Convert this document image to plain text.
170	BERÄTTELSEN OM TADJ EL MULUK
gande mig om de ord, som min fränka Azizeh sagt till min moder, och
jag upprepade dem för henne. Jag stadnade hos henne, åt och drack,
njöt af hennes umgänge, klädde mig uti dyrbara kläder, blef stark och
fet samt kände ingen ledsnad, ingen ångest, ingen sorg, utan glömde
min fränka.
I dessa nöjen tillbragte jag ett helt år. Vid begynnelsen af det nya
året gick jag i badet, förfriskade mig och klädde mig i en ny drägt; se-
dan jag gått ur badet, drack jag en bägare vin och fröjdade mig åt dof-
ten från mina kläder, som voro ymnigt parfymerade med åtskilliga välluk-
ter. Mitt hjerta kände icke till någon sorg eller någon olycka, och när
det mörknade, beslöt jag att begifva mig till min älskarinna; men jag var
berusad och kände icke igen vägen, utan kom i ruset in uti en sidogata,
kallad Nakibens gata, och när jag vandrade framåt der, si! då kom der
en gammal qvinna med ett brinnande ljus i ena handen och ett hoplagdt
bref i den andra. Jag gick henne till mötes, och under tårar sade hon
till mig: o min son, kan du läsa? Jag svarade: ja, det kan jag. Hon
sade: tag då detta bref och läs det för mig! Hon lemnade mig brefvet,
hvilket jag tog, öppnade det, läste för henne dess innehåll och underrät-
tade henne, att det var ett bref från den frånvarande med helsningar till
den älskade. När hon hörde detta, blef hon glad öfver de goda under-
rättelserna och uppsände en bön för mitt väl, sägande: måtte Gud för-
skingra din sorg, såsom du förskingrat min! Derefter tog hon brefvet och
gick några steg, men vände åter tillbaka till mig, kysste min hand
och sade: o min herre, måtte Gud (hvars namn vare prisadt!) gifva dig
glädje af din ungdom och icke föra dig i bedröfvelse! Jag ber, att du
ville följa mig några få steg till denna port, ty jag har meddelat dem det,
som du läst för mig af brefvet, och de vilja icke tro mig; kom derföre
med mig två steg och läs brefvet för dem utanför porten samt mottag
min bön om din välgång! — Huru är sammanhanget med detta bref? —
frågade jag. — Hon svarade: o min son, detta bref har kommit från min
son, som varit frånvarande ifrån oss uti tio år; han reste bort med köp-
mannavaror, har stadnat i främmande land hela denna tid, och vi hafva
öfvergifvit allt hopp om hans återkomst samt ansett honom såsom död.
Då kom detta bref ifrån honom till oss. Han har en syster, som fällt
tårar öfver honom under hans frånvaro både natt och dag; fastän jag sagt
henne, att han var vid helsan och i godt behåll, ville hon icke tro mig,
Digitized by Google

# # # #

## Work to do
Only lines with "frånvarande" are wanted here; list each of them.

## Result for this exercise
tade henne, att det var ett bref från den frånvarande med helsningar till
son, som varit frånvarande ifrån oss uti tio år; han reste bort med köp-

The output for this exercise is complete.